:: EXERCISE DATA ::
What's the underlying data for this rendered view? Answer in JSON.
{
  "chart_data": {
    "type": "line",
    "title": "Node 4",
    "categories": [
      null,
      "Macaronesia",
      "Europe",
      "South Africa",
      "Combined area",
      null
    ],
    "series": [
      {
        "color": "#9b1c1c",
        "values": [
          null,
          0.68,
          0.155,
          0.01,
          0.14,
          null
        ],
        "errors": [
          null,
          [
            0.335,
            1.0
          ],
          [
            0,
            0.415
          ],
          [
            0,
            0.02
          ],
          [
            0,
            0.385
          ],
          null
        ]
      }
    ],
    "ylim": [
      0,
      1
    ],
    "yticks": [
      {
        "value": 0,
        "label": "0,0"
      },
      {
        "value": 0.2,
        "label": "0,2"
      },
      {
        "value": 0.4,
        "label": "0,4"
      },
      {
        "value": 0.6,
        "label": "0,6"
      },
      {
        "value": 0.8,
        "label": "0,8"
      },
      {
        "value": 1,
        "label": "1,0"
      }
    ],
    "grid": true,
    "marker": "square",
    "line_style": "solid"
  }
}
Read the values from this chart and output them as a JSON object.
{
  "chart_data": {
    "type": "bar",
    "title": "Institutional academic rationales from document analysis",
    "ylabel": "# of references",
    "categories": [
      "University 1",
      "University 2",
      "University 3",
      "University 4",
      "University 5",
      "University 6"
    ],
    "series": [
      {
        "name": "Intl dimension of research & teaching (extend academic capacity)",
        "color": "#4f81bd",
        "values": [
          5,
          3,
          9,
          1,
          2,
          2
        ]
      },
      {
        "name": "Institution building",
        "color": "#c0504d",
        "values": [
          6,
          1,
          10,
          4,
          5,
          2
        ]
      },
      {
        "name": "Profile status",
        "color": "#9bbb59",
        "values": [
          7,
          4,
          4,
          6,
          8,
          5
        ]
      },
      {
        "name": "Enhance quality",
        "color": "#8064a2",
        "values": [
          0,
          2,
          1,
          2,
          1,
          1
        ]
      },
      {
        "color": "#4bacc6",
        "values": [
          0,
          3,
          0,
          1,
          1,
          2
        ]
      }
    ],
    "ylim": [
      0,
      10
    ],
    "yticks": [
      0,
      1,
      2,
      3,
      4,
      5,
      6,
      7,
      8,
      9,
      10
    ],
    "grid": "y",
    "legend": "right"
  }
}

:: REQUIREMENT ::
Determine how many lines above contain "JSON" as a word or string. Give the number alone.

:: OUTPUT ::
2